Select the lines that hold the word "average" and copy each one.

---------- Input records

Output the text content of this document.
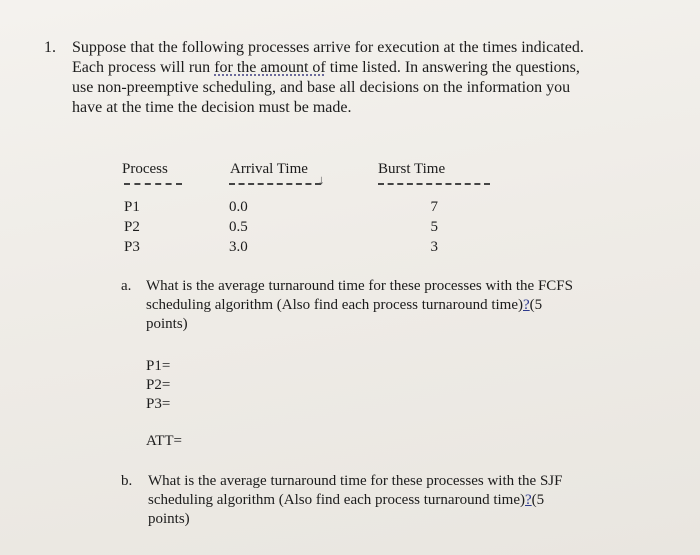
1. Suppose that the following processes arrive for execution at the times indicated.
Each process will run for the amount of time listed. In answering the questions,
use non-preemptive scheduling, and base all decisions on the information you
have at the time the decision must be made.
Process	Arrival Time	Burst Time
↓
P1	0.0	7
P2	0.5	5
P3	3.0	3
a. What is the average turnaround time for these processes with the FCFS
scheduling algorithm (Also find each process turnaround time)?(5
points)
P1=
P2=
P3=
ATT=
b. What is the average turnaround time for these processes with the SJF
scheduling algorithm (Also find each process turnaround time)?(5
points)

--------------------
---------- Input records

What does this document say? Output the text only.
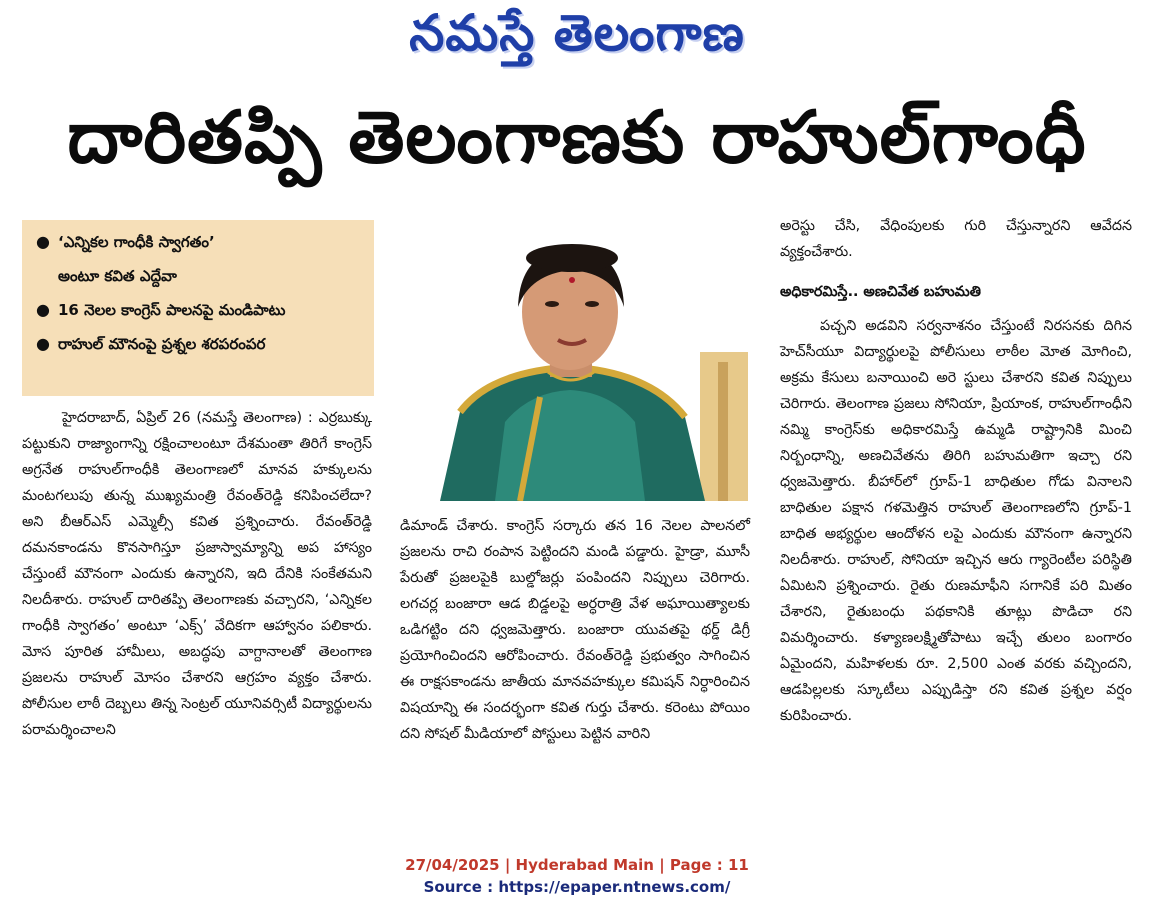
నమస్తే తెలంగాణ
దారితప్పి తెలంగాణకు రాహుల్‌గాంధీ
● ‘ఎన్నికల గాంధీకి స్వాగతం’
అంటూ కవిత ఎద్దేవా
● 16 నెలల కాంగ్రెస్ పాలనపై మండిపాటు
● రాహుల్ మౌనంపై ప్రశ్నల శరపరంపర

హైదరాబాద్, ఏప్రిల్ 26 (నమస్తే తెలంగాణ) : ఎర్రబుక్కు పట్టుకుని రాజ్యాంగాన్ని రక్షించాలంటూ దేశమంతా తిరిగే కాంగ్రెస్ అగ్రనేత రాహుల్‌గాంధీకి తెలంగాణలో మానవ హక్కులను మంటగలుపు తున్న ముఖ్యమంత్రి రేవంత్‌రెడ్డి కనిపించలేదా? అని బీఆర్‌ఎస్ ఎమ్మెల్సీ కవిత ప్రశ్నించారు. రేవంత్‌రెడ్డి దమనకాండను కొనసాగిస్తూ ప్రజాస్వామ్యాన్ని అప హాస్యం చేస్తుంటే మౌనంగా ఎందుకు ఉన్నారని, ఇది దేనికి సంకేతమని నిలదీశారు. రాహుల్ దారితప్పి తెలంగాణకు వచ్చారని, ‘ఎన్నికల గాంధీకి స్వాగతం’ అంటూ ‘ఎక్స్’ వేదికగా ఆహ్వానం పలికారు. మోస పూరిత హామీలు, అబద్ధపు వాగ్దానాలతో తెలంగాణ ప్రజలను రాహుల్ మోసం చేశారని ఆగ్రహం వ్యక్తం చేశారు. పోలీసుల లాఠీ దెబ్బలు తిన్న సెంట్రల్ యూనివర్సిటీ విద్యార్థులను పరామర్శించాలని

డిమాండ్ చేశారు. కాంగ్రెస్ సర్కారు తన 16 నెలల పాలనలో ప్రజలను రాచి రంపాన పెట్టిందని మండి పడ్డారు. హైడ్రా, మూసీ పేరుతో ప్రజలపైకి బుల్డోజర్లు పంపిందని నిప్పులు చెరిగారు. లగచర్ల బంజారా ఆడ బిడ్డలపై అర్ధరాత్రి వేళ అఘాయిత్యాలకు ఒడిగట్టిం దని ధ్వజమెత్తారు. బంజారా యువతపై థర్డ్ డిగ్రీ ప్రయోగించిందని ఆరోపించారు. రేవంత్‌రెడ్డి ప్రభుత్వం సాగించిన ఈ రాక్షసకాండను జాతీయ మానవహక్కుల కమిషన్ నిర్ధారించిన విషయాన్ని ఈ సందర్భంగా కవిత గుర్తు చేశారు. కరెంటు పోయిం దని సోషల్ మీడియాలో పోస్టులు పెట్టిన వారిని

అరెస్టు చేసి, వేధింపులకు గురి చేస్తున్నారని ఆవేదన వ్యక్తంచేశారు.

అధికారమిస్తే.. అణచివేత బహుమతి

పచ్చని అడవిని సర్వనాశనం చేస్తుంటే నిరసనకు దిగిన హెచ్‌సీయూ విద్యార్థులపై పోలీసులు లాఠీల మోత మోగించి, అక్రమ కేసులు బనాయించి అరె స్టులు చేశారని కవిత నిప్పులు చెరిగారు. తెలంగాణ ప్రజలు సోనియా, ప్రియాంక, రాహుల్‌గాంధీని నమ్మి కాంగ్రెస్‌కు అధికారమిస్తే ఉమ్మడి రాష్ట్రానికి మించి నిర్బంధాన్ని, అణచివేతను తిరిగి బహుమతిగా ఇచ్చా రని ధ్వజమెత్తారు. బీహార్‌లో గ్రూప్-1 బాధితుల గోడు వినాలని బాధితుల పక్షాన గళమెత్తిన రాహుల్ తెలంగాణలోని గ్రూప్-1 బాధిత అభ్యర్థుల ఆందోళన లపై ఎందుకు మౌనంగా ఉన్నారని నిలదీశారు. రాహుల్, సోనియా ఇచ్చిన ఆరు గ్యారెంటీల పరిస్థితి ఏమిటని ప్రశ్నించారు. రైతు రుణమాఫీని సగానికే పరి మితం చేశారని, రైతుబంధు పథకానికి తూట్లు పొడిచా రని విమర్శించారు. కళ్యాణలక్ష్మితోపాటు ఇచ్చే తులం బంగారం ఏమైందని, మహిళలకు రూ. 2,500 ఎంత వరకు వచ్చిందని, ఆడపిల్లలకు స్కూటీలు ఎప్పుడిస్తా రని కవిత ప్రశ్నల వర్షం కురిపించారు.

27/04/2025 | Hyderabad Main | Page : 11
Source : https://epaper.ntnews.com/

--------------------

### Finished exercise
a. What is the average turnaround time for these processes with the FCFS
b. What is the average turnaround time for these processes with the SJF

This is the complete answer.